═══ Material for the task ═══

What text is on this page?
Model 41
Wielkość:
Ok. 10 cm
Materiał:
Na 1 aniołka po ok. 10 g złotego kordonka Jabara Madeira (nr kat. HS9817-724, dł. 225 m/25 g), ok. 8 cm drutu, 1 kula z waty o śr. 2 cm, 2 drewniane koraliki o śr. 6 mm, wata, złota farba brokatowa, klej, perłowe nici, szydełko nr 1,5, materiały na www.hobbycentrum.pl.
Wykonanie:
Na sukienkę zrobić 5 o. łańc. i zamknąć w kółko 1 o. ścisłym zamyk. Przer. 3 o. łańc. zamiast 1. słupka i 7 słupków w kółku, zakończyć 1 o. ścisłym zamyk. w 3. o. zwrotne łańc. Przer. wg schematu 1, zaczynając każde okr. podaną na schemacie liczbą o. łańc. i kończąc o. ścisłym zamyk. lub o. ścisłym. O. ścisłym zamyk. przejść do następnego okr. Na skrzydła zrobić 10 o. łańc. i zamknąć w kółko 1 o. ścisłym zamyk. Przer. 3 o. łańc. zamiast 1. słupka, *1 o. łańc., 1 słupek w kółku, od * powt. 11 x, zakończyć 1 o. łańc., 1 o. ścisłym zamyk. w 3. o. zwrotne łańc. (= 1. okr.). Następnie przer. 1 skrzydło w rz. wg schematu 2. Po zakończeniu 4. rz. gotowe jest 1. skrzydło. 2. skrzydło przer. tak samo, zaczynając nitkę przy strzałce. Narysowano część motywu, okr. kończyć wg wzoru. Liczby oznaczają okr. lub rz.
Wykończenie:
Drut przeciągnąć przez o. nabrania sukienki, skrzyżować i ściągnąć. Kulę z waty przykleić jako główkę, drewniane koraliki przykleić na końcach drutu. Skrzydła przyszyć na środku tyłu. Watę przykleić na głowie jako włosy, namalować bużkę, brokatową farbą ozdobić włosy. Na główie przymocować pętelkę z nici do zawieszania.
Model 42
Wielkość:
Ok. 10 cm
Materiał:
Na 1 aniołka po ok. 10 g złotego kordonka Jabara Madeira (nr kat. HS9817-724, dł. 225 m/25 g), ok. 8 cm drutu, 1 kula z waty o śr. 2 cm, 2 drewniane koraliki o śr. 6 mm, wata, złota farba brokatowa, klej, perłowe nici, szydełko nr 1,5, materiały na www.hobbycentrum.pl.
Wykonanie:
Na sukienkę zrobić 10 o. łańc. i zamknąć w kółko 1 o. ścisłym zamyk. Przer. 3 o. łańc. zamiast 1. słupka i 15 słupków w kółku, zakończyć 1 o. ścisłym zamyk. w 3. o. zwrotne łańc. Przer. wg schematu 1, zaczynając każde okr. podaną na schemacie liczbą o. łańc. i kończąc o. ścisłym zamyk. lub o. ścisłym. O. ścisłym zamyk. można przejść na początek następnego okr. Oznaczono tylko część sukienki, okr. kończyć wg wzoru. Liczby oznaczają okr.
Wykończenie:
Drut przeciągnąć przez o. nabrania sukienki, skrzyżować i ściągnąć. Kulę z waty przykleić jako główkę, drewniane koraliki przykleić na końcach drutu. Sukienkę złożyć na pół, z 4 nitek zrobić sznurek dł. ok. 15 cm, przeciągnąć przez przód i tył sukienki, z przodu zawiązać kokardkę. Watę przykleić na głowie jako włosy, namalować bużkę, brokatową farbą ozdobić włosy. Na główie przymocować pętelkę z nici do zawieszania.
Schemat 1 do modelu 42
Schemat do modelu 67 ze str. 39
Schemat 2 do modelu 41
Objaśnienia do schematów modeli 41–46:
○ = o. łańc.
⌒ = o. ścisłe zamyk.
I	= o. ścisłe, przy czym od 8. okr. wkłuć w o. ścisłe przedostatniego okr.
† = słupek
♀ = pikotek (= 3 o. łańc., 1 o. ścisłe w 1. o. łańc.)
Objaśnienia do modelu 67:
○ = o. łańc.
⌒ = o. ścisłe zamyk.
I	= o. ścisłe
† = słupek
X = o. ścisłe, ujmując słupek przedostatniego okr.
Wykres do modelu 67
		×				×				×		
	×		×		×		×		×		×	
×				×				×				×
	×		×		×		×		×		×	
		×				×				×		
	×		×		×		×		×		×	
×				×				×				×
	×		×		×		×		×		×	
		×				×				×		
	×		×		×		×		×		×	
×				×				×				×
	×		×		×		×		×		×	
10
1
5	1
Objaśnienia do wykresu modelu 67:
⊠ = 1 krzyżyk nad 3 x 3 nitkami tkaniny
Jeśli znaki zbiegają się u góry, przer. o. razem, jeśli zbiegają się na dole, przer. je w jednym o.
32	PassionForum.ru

═══

■ Task to complete ■
Without changing a word, restate the whole listing.

■ Completed task ■
What text is on this page?
Model 41
Wielkość:
Ok. 10 cm
Materiał:
Na 1 aniołka po ok. 10 g złotego kordonka Jabara Madeira (nr kat. HS9817-724, dł. 225 m/25 g), ok. 8 cm drutu, 1 kula z waty o śr. 2 cm, 2 drewniane koraliki o śr. 6 mm, wata, złota farba brokatowa, klej, perłowe nici, szydełko nr 1,5, materiały na www.hobbycentrum.pl.
Wykonanie:
Na sukienkę zrobić 5 o. łańc. i zamknąć w kółko 1 o. ścisłym zamyk. Przer. 3 o. łańc. zamiast 1. słupka i 7 słupków w kółku, zakończyć 1 o. ścisłym zamyk. w 3. o. zwrotne łańc. Przer. wg schematu 1, zaczynając każde okr. podaną na schemacie liczbą o. łańc. i kończąc o. ścisłym zamyk. lub o. ścisłym. O. ścisłym zamyk. przejść do następnego okr. Na skrzydła zrobić 10 o. łańc. i zamknąć w kółko 1 o. ścisłym zamyk. Przer. 3 o. łańc. zamiast 1. słupka, *1 o. łańc., 1 słupek w kółku, od * powt. 11 x, zakończyć 1 o. łańc., 1 o. ścisłym zamyk. w 3. o. zwrotne łańc. (= 1. okr.). Następnie przer. 1 skrzydło w rz. wg schematu 2. Po zakończeniu 4. rz. gotowe jest 1. skrzydło. 2. skrzydło przer. tak samo, zaczynając nitkę przy strzałce. Narysowano część motywu, okr. kończyć wg wzoru. Liczby oznaczają okr. lub rz.
Wykończenie:
Drut przeciągnąć przez o. nabrania sukienki, skrzyżować i ściągnąć. Kulę z waty przykleić jako główkę, drewniane koraliki przykleić na końcach drutu. Skrzydła przyszyć na środku tyłu. Watę przykleić na głowie jako włosy, namalować bużkę, brokatową farbą ozdobić włosy. Na główie przymocować pętelkę z nici do zawieszania.
Model 42
Wielkość:
Ok. 10 cm
Materiał:
Na 1 aniołka po ok. 10 g złotego kordonka Jabara Madeira (nr kat. HS9817-724, dł. 225 m/25 g), ok. 8 cm drutu, 1 kula z waty o śr. 2 cm, 2 drewniane koraliki o śr. 6 mm, wata, złota farba brokatowa, klej, perłowe nici, szydełko nr 1,5, materiały na www.hobbycentrum.pl.
Wykonanie:
Na sukienkę zrobić 10 o. łańc. i zamknąć w kółko 1 o. ścisłym zamyk. Przer. 3 o. łańc. zamiast 1. słupka i 15 słupków w kółku, zakończyć 1 o. ścisłym zamyk. w 3. o. zwrotne łańc. Przer. wg schematu 1, zaczynając każde okr. podaną na schemacie liczbą o. łańc. i kończąc o. ścisłym zamyk. lub o. ścisłym. O. ścisłym zamyk. można przejść na początek następnego okr. Oznaczono tylko część sukienki, okr. kończyć wg wzoru. Liczby oznaczają okr.
Wykończenie:
Drut przeciągnąć przez o. nabrania sukienki, skrzyżować i ściągnąć. Kulę z waty przykleić jako główkę, drewniane koraliki przykleić na końcach drutu. Sukienkę złożyć na pół, z 4 nitek zrobić sznurek dł. ok. 15 cm, przeciągnąć przez przód i tył sukienki, z przodu zawiązać kokardkę. Watę przykleić na głowie jako włosy, namalować bużkę, brokatową farbą ozdobić włosy. Na główie przymocować pętelkę z nici do zawieszania.
Schemat 1 do modelu 42
Schemat do modelu 67 ze str. 39
Schemat 2 do modelu 41
Objaśnienia do schematów modeli 41–46:
○ = o. łańc.
⌒ = o. ścisłe zamyk.
I	= o. ścisłe, przy czym od 8. okr. wkłuć w o. ścisłe przedostatniego okr.
† = słupek
♀ = pikotek (= 3 o. łańc., 1 o. ścisłe w 1. o. łańc.)
Objaśnienia do modelu 67:
○ = o. łańc.
⌒ = o. ścisłe zamyk.
I	= o. ścisłe
† = słupek
X = o. ścisłe, ujmując słupek przedostatniego okr.
Wykres do modelu 67
		×				×				×		
	×		×		×		×		×		×	
×				×				×				×
	×		×		×		×		×		×	
		×				×				×		
	×		×		×		×		×		×	
×				×				×				×
	×		×		×		×		×		×	
		×				×				×		
	×		×		×		×		×		×	
×				×				×				×
	×		×		×		×		×		×	
10
1
5	1
Objaśnienia do wykresu modelu 67:
⊠ = 1 krzyżyk nad 3 x 3 nitkami tkaniny
Jeśli znaki zbiegają się u góry, przer. o. razem, jeśli zbiegają się na dole, przer. je w jednym o.
32	PassionForum.ru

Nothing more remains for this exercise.